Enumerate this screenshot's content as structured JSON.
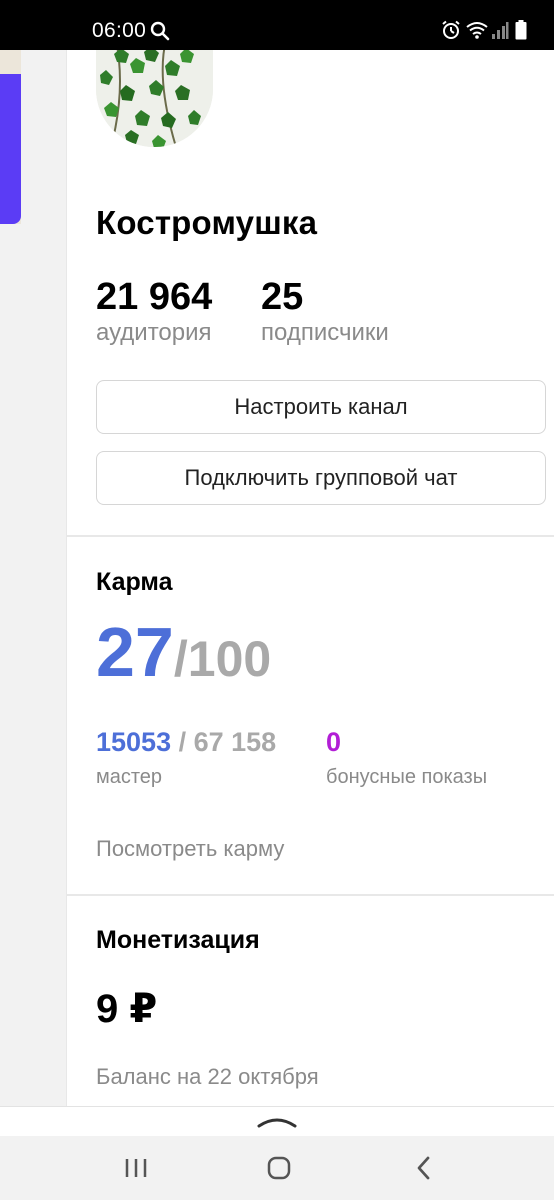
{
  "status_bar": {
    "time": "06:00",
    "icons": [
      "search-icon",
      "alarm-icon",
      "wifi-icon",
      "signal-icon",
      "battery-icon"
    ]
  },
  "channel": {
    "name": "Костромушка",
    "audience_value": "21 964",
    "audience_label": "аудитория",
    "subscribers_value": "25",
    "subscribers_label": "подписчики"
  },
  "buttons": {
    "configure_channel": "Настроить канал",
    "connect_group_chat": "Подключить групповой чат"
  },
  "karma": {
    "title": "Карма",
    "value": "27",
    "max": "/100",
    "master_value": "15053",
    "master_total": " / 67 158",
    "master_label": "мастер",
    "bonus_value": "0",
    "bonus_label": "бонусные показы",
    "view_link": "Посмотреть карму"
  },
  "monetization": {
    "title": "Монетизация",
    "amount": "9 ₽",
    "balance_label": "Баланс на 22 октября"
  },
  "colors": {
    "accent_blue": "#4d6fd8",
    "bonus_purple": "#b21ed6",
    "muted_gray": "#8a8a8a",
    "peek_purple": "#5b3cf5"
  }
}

Exercise requirements: Print each entry shown above with exact wording and no pictures.

Answer in full:
Enumerate this screenshot's content as structured JSON.
{
  "status_bar": {
    "time": "06:00",
    "icons": [
      "search-icon",
      "alarm-icon",
      "wifi-icon",
      "signal-icon",
      "battery-icon"
    ]
  },
  "channel": {
    "name": "Костромушка",
    "audience_value": "21 964",
    "audience_label": "аудитория",
    "subscribers_value": "25",
    "subscribers_label": "подписчики"
  },
  "buttons": {
    "configure_channel": "Настроить канал",
    "connect_group_chat": "Подключить групповой чат"
  },
  "karma": {
    "title": "Карма",
    "value": "27",
    "max": "/100",
    "master_value": "15053",
    "master_total": " / 67 158",
    "master_label": "мастер",
    "bonus_value": "0",
    "bonus_label": "бонусные показы",
    "view_link": "Посмотреть карму"
  },
  "monetization": {
    "title": "Монетизация",
    "amount": "9 ₽",
    "balance_label": "Баланс на 22 октября"
  },
  "colors": {
    "accent_blue": "#4d6fd8",
    "bonus_purple": "#b21ed6",
    "muted_gray": "#8a8a8a",
    "peek_purple": "#5b3cf5"
  }
}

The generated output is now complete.